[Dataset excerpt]
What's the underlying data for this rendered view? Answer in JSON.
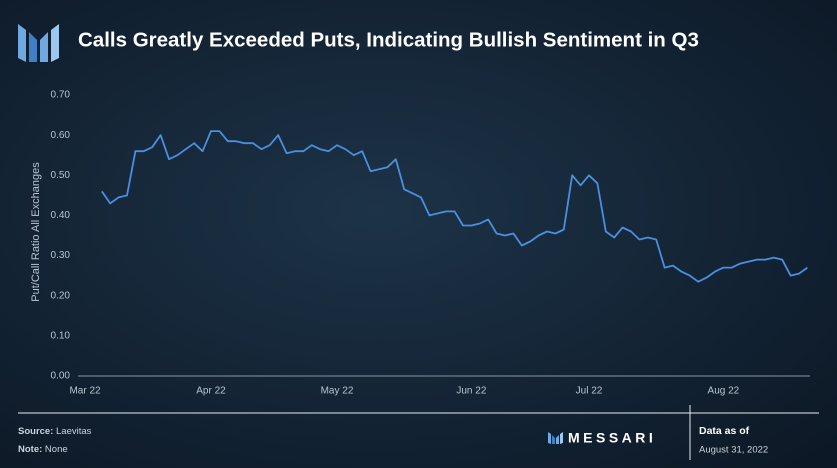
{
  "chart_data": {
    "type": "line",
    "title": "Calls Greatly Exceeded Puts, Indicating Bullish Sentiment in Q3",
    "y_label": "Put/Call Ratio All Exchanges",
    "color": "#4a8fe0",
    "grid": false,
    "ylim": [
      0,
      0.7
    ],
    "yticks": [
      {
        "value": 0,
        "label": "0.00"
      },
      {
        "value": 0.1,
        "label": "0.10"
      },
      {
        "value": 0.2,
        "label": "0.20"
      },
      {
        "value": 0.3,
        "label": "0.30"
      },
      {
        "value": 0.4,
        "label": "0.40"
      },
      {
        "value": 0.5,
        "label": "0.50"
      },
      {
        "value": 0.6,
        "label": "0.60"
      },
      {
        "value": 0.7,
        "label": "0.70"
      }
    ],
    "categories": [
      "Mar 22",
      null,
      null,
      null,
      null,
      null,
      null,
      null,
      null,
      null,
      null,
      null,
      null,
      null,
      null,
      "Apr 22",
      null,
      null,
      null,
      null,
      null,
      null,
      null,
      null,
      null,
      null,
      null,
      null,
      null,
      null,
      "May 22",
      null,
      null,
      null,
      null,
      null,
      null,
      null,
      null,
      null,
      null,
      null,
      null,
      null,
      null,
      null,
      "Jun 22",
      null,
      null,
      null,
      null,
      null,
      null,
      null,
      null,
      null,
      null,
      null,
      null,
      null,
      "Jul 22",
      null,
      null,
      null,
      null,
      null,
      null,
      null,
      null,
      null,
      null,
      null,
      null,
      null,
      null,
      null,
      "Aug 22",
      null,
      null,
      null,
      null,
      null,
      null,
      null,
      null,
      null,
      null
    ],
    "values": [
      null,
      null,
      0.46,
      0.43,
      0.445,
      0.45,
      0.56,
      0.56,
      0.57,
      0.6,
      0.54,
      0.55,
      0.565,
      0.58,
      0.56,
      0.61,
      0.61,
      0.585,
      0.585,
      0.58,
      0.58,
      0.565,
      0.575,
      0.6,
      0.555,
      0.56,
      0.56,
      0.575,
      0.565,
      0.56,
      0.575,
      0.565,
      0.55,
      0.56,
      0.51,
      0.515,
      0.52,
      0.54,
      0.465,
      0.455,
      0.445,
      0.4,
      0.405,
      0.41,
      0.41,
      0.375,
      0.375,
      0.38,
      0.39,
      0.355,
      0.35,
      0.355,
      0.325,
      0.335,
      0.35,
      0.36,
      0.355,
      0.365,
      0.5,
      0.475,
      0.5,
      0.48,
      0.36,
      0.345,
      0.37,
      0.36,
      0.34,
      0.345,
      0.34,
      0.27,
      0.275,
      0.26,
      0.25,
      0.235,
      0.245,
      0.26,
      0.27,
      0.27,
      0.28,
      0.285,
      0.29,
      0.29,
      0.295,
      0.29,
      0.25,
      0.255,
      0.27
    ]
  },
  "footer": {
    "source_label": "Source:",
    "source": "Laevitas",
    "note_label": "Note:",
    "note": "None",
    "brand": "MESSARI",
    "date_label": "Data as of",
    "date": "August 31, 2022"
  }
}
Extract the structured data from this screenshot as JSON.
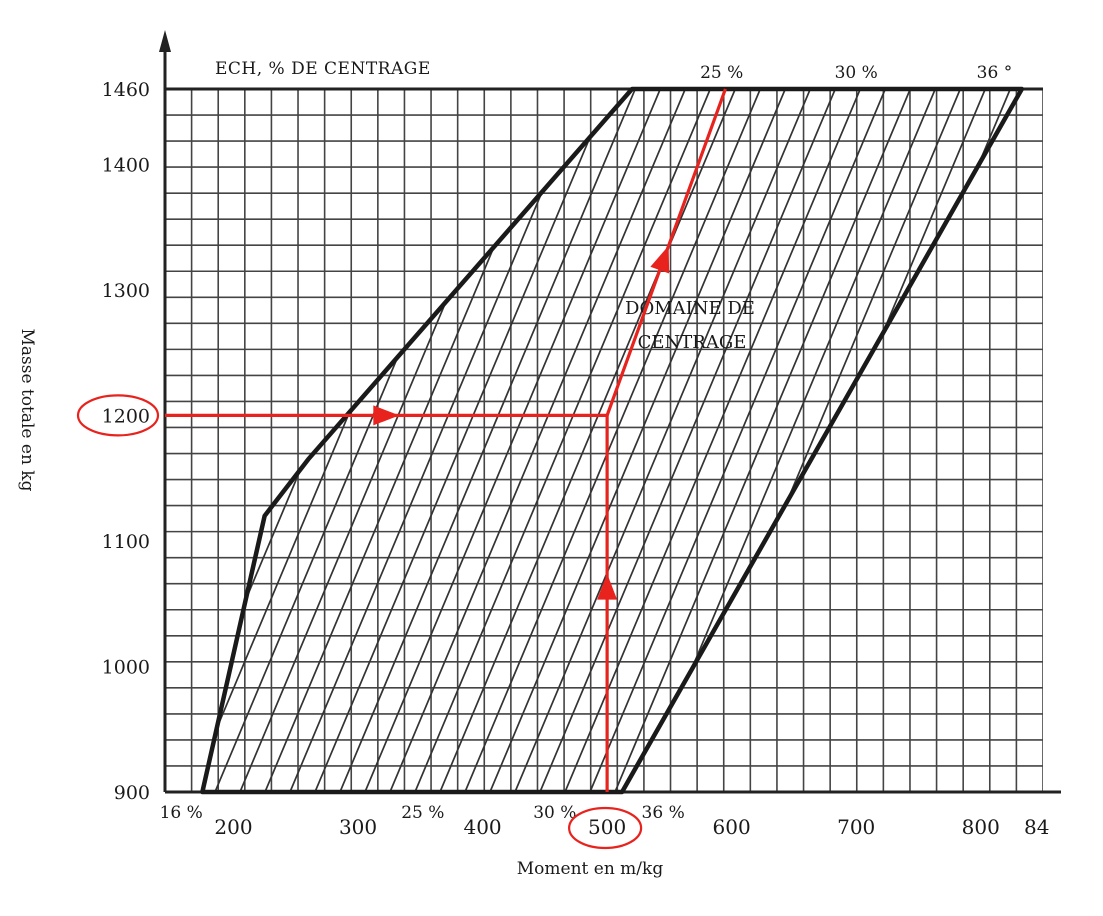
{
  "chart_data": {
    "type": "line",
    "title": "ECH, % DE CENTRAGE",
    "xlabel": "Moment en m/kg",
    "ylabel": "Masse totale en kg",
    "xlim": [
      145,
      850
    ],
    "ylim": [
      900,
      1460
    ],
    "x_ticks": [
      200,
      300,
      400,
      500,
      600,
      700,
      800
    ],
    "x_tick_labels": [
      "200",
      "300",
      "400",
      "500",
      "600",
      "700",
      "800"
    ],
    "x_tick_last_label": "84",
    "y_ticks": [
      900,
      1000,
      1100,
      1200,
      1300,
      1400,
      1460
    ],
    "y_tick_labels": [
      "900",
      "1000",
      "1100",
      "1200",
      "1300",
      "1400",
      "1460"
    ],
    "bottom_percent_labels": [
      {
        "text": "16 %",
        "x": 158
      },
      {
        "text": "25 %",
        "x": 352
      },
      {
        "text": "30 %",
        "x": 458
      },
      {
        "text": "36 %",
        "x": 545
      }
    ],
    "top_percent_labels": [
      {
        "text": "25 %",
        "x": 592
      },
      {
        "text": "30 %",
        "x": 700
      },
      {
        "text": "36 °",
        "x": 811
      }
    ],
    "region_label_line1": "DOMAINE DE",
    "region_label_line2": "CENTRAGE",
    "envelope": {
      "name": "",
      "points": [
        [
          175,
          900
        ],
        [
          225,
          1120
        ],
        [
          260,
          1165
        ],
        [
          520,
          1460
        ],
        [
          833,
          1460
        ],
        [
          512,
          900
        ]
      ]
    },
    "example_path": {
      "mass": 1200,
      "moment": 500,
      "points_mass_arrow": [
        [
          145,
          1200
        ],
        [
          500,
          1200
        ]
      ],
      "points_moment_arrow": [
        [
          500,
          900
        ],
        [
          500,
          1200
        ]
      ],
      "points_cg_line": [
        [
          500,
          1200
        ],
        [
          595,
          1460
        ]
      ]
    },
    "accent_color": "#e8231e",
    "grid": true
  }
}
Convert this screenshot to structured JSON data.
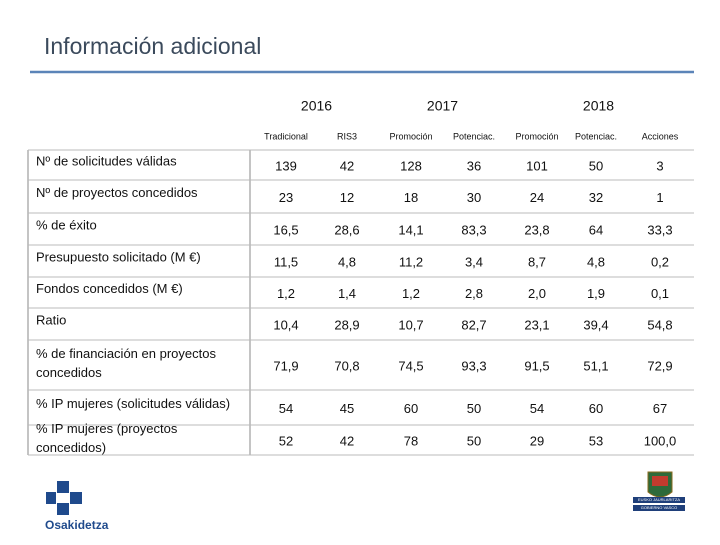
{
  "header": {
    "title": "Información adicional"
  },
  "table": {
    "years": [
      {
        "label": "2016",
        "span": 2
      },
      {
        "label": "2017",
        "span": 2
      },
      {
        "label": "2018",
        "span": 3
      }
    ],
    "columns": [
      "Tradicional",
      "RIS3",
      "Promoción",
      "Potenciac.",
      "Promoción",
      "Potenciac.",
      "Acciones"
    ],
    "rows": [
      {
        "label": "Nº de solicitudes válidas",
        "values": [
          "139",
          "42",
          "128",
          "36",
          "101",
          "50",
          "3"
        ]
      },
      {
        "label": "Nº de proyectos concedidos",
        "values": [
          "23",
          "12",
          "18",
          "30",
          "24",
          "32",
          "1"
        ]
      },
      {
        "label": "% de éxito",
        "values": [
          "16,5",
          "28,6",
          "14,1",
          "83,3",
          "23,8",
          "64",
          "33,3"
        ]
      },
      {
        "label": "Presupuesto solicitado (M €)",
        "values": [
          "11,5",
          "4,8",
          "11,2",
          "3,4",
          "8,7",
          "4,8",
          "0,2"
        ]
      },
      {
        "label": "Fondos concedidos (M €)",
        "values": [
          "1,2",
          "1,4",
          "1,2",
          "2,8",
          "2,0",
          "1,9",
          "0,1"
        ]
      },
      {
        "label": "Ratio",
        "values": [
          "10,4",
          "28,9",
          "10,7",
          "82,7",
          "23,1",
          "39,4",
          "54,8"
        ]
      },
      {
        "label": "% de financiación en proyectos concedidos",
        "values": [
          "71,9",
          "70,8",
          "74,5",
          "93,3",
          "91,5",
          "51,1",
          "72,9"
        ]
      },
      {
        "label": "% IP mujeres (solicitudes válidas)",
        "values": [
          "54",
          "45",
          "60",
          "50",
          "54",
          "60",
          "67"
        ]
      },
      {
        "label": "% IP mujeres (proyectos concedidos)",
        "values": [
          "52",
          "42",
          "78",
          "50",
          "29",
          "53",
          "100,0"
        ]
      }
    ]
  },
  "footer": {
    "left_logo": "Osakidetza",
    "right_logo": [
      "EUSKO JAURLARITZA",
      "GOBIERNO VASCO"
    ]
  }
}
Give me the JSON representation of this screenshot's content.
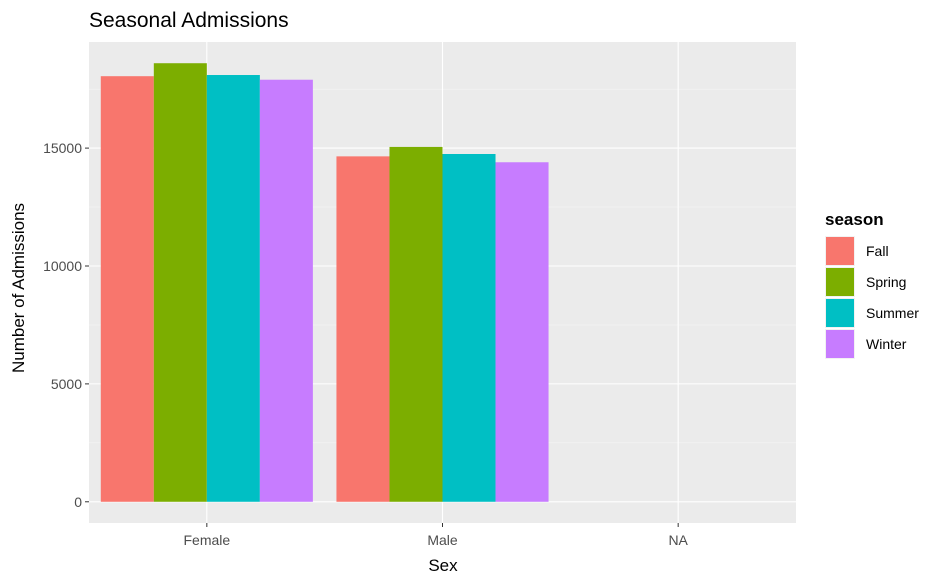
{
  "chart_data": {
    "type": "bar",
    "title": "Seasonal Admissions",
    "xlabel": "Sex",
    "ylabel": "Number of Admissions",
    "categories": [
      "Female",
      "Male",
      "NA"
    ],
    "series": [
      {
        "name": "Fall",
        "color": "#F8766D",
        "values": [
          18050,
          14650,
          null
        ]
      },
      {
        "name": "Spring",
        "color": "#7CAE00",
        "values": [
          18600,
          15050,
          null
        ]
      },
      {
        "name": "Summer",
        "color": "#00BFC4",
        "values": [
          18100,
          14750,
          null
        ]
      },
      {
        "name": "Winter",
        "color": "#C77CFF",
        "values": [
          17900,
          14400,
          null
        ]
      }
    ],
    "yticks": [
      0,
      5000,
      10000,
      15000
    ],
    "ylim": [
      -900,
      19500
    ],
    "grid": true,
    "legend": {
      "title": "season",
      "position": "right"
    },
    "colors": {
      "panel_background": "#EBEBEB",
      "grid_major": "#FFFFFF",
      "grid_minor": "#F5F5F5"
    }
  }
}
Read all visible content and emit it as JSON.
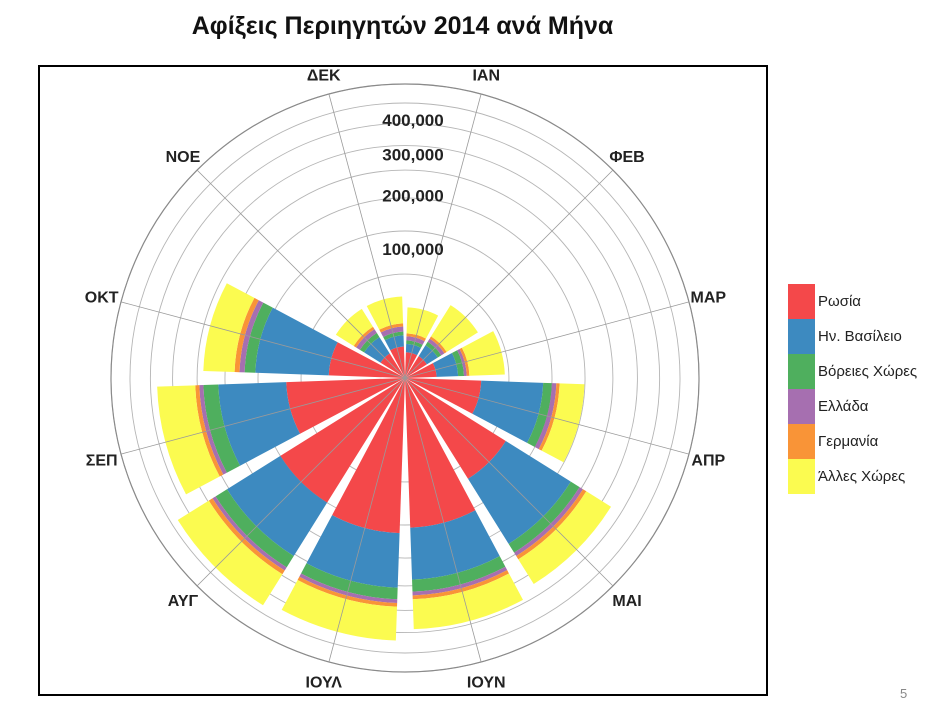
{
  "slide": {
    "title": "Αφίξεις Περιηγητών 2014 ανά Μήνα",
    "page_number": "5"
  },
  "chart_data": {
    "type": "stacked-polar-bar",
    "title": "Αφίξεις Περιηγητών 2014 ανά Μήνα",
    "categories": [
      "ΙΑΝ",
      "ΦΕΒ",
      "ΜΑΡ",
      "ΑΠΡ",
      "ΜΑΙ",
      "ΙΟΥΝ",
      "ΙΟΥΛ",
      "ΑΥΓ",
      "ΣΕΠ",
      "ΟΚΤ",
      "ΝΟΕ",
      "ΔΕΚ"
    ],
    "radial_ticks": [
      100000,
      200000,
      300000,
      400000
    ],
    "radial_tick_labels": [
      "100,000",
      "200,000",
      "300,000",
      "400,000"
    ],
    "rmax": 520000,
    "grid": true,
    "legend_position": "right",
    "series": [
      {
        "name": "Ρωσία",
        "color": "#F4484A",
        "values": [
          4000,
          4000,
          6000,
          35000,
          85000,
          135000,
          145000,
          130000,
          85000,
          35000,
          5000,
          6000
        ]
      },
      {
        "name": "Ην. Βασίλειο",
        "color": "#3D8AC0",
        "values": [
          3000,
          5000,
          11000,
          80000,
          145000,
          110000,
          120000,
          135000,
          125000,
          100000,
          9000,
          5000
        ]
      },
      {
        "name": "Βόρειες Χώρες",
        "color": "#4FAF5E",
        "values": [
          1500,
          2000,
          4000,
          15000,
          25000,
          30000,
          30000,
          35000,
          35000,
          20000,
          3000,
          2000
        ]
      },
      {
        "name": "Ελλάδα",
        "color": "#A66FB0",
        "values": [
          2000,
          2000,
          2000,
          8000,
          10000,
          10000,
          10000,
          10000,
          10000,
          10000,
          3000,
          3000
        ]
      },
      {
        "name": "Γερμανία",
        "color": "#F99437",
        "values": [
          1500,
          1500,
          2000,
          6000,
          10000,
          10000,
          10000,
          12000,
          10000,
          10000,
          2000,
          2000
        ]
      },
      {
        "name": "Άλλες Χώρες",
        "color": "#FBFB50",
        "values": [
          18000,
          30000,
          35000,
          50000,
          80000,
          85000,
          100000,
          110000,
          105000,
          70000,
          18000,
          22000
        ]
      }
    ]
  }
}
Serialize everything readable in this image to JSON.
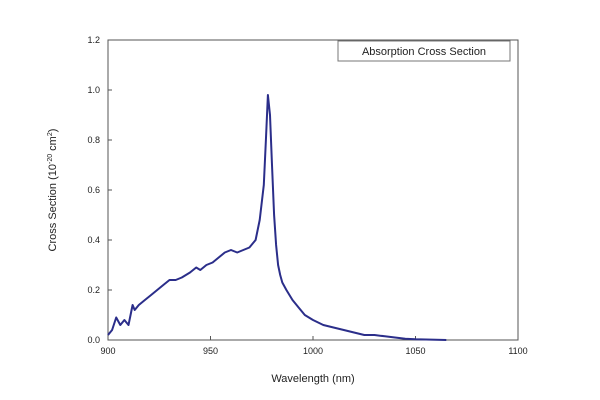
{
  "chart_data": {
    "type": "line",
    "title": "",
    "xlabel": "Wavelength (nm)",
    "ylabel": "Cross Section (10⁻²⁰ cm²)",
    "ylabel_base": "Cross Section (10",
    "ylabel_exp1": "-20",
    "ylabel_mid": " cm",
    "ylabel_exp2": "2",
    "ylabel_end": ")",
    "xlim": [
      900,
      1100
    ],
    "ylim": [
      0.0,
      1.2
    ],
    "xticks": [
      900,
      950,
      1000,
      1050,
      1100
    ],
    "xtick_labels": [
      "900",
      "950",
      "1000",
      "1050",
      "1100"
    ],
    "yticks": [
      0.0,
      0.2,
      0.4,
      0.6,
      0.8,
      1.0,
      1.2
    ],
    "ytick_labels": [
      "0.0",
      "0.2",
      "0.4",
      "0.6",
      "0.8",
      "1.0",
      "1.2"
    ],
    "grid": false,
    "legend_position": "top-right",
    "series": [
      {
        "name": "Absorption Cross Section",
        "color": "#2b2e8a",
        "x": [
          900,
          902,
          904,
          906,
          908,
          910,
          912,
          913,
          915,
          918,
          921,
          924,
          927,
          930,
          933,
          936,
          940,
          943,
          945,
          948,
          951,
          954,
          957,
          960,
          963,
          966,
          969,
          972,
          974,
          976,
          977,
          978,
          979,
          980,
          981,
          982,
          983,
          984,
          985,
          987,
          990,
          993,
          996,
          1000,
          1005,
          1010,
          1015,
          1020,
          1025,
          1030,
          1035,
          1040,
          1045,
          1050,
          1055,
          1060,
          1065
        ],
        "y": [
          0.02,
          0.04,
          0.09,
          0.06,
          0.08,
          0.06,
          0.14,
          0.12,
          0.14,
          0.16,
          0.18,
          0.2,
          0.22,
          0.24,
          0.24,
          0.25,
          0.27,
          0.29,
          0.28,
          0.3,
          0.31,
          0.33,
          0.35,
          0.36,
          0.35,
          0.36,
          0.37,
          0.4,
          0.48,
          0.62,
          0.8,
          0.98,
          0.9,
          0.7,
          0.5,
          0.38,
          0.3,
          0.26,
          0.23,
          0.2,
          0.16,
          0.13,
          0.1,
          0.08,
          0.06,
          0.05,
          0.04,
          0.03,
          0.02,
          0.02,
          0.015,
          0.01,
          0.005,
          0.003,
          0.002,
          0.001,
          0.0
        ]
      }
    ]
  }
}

SET TASK:
Of the lines in this material, state how many hold the string "Χώρες". Write no other words.

ANSWER:
2